Work to be completed — Present every line of the material below as a numbered list, omitting any blank lines.
╭─ Extracted information
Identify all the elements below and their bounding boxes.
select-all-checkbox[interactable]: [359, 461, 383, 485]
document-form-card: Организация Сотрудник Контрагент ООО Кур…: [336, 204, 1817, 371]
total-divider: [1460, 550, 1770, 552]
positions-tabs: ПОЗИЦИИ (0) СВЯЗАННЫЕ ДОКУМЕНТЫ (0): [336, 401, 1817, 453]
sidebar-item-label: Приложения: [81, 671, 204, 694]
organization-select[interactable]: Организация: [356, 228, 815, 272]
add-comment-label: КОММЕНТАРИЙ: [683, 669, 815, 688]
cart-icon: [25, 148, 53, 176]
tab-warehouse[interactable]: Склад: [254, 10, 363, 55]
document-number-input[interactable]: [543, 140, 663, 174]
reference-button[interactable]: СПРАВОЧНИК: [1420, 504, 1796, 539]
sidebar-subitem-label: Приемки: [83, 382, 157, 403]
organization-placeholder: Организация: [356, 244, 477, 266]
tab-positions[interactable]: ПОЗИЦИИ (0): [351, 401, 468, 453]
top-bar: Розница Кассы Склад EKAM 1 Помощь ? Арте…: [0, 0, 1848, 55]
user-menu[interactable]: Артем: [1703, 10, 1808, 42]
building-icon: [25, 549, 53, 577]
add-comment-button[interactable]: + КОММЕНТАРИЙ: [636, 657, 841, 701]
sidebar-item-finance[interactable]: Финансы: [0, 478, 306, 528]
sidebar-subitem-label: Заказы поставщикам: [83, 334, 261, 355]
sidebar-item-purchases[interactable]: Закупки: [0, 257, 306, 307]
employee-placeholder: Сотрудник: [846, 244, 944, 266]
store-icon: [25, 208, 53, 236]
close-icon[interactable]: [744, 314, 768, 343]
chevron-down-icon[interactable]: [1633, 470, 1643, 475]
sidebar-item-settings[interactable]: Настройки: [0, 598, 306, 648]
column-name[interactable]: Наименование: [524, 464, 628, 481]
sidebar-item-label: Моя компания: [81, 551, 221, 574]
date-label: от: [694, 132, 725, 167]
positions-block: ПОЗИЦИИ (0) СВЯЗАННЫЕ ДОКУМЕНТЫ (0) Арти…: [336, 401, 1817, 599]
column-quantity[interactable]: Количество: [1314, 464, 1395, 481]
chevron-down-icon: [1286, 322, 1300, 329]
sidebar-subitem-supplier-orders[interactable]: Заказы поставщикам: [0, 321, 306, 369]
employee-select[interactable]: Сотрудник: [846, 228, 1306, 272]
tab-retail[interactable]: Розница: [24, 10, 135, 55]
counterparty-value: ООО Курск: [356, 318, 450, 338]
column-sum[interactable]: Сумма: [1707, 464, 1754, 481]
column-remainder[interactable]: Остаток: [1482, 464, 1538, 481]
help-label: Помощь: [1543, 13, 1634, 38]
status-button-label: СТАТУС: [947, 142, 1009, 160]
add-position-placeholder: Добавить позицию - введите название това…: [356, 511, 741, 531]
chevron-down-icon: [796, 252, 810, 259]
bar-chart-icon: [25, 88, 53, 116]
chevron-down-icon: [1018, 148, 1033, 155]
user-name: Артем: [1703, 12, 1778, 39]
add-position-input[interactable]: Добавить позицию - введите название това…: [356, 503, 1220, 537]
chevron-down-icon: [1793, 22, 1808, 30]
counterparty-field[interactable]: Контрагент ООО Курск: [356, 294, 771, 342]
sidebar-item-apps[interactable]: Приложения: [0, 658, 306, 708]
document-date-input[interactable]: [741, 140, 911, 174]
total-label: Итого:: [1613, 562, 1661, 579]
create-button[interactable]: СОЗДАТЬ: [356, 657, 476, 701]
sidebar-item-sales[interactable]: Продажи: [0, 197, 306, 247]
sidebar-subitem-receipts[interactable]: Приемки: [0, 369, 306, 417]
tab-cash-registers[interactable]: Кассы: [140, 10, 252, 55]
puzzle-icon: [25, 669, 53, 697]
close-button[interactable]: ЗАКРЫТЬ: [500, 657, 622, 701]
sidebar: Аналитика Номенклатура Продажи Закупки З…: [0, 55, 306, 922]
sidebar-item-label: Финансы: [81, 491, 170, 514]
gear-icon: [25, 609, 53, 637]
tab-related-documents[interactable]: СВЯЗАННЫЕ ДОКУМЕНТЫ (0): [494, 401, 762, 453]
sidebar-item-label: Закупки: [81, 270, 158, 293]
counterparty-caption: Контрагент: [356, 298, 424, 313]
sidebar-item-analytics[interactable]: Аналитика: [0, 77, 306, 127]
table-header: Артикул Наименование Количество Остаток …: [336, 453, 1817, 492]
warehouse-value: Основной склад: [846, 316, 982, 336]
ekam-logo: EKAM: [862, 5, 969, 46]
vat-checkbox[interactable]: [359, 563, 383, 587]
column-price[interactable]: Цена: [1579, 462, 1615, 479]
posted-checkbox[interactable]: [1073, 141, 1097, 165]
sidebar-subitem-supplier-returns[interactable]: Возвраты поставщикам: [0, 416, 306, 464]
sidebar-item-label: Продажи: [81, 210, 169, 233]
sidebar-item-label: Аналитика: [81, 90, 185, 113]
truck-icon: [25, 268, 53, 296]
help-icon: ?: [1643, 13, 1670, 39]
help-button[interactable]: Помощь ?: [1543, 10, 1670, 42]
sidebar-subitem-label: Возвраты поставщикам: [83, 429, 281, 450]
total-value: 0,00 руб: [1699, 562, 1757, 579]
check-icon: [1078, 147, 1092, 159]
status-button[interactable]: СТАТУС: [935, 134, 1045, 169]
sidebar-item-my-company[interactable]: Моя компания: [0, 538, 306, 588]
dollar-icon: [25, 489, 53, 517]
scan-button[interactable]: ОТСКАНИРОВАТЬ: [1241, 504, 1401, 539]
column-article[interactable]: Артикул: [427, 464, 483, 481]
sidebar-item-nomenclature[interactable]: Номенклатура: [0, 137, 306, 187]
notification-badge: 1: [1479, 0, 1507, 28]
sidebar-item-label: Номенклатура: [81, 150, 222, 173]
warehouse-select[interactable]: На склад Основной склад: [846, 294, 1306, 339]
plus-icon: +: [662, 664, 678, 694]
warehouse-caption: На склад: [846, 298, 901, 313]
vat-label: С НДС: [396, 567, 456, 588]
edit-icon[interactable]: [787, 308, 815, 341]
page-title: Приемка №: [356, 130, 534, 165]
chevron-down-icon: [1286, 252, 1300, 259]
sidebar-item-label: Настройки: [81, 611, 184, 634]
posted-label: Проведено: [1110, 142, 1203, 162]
╰─
Expected answer —
1. Identify all the elements below and their bounding boxes.
2. select-all-checkbox[interactable]: [359, 461, 383, 485]
3. document-form-card: Организация Сотрудник Контрагент ООО Кур…: [336, 204, 1817, 371]
4. total-divider: [1460, 550, 1770, 552]
5. positions-tabs: ПОЗИЦИИ (0) СВЯЗАННЫЕ ДОКУМЕНТЫ (0): [336, 401, 1817, 453]
6. sidebar-item-label: Приложения: [81, 671, 204, 694]
7. organization-select[interactable]: Организация: [356, 228, 815, 272]
8. add-comment-label: КОММЕНТАРИЙ: [683, 669, 815, 688]
9. cart-icon: [25, 148, 53, 176]
10. tab-warehouse[interactable]: Склад: [254, 10, 363, 55]
11. document-number-input[interactable]: [543, 140, 663, 174]
12. reference-button[interactable]: СПРАВОЧНИК: [1420, 504, 1796, 539]
13. sidebar-subitem-label: Приемки: [83, 382, 157, 403]
14. organization-placeholder: Организация: [356, 244, 477, 266]
15. tab-positions[interactable]: ПОЗИЦИИ (0): [351, 401, 468, 453]
16. top-bar: Розница Кассы Склад EKAM 1 Помощь ? Арте…: [0, 0, 1848, 55]
17. user-menu[interactable]: Артем: [1703, 10, 1808, 42]
18. building-icon: [25, 549, 53, 577]
19. add-comment-button[interactable]: + КОММЕНТАРИЙ: [636, 657, 841, 701]
20. sidebar-item-finance[interactable]: Финансы: [0, 478, 306, 528]
21. sidebar-subitem-label: Заказы поставщикам: [83, 334, 261, 355]
22. sidebar-item-purchases[interactable]: Закупки: [0, 257, 306, 307]
23. employee-placeholder: Сотрудник: [846, 244, 944, 266]
24. store-icon: [25, 208, 53, 236]
25. close-icon[interactable]: [744, 314, 768, 343]
26. chevron-down-icon[interactable]: [1633, 470, 1643, 475]
27. sidebar-item-settings[interactable]: Настройки: [0, 598, 306, 648]
28. column-name[interactable]: Наименование: [524, 464, 628, 481]
29. sidebar-item-label: Моя компания: [81, 551, 221, 574]
30. date-label: от: [694, 132, 725, 167]
31. positions-block: ПОЗИЦИИ (0) СВЯЗАННЫЕ ДОКУМЕНТЫ (0) Арти…: [336, 401, 1817, 599]
32. column-quantity[interactable]: Количество: [1314, 464, 1395, 481]
33. chevron-down-icon: [1286, 322, 1300, 329]
34. sidebar-subitem-supplier-orders[interactable]: Заказы поставщикам: [0, 321, 306, 369]
35. employee-select[interactable]: Сотрудник: [846, 228, 1306, 272]
36. tab-retail[interactable]: Розница: [24, 10, 135, 55]
37. counterparty-value: ООО Курск: [356, 318, 450, 338]
38. column-sum[interactable]: Сумма: [1707, 464, 1754, 481]
39. column-remainder[interactable]: Остаток: [1482, 464, 1538, 481]
40. help-label: Помощь: [1543, 13, 1634, 38]
41. status-button-label: СТАТУС: [947, 142, 1009, 160]
42. add-position-placeholder: Добавить позицию - введите название това…: [356, 511, 741, 531]
43. chevron-down-icon: [796, 252, 810, 259]
44. bar-chart-icon: [25, 88, 53, 116]
45. chevron-down-icon: [1018, 148, 1033, 155]
46. user-name: Артем: [1703, 12, 1778, 39]
47. add-position-input[interactable]: Добавить позицию - введите название това…: [356, 503, 1220, 537]
48. chevron-down-icon: [1793, 22, 1808, 30]
49. counterparty-field[interactable]: Контрагент ООО Курск: [356, 294, 771, 342]
50. sidebar-item-apps[interactable]: Приложения: [0, 658, 306, 708]
51. document-date-input[interactable]: [741, 140, 911, 174]
52. total-label: Итого:: [1613, 562, 1661, 579]
53. create-button[interactable]: СОЗДАТЬ: [356, 657, 476, 701]
54. sidebar-item-sales[interactable]: Продажи: [0, 197, 306, 247]
55. sidebar-subitem-receipts[interactable]: Приемки: [0, 369, 306, 417]
56. tab-cash-registers[interactable]: Кассы: [140, 10, 252, 55]
57. puzzle-icon: [25, 669, 53, 697]
58. close-button[interactable]: ЗАКРЫТЬ: [500, 657, 622, 701]
59. sidebar: Аналитика Номенклатура Продажи Закупки З…: [0, 55, 306, 922]
60. sidebar-item-label: Финансы: [81, 491, 170, 514]
61. gear-icon: [25, 609, 53, 637]
62. tab-related-documents[interactable]: СВЯЗАННЫЕ ДОКУМЕНТЫ (0): [494, 401, 762, 453]
63. sidebar-item-label: Закупки: [81, 270, 158, 293]
64. counterparty-caption: Контрагент: [356, 298, 424, 313]
65. sidebar-item-analytics[interactable]: Аналитика: [0, 77, 306, 127]
66. table-header: Артикул Наименование Количество Остаток …: [336, 453, 1817, 492]
67. warehouse-value: Основной склад: [846, 316, 982, 336]
68. ekam-logo: EKAM: [862, 5, 969, 46]
69. vat-checkbox[interactable]: [359, 563, 383, 587]
70. column-price[interactable]: Цена: [1579, 462, 1615, 479]
71. posted-checkbox[interactable]: [1073, 141, 1097, 165]
72. sidebar-subitem-supplier-returns[interactable]: Возвраты поставщикам: [0, 416, 306, 464]
73. sidebar-item-label: Продажи: [81, 210, 169, 233]
74. sidebar-item-label: Аналитика: [81, 90, 185, 113]
75. truck-icon: [25, 268, 53, 296]
76. help-icon: ?: [1643, 13, 1670, 39]
77. help-button[interactable]: Помощь ?: [1543, 10, 1670, 42]
78. sidebar-subitem-label: Возвраты поставщикам: [83, 429, 281, 450]
79. total-value: 0,00 руб: [1699, 562, 1757, 579]
80. check-icon: [1078, 147, 1092, 159]
81. status-button[interactable]: СТАТУС: [935, 134, 1045, 169]
82. sidebar-item-my-company[interactable]: Моя компания: [0, 538, 306, 588]
83. dollar-icon: [25, 489, 53, 517]
84. scan-button[interactable]: ОТСКАНИРОВАТЬ: [1241, 504, 1401, 539]
85. column-article[interactable]: Артикул: [427, 464, 483, 481]
86. sidebar-item-nomenclature[interactable]: Номенклатура: [0, 137, 306, 187]
87. notification-badge: 1: [1479, 0, 1507, 28]
88. sidebar-item-label: Номенклатура: [81, 150, 222, 173]
89. warehouse-select[interactable]: На склад Основной склад: [846, 294, 1306, 339]
90. plus-icon: +: [662, 664, 678, 694]
91. warehouse-caption: На склад: [846, 298, 901, 313]
92. vat-label: С НДС: [396, 567, 456, 588]
93. edit-icon[interactable]: [787, 308, 815, 341]
94. page-title: Приемка №: [356, 130, 534, 165]
95. chevron-down-icon: [1286, 252, 1300, 259]
96. sidebar-item-label: Настройки: [81, 611, 184, 634]
97. posted-label: Проведено: [1110, 142, 1203, 162]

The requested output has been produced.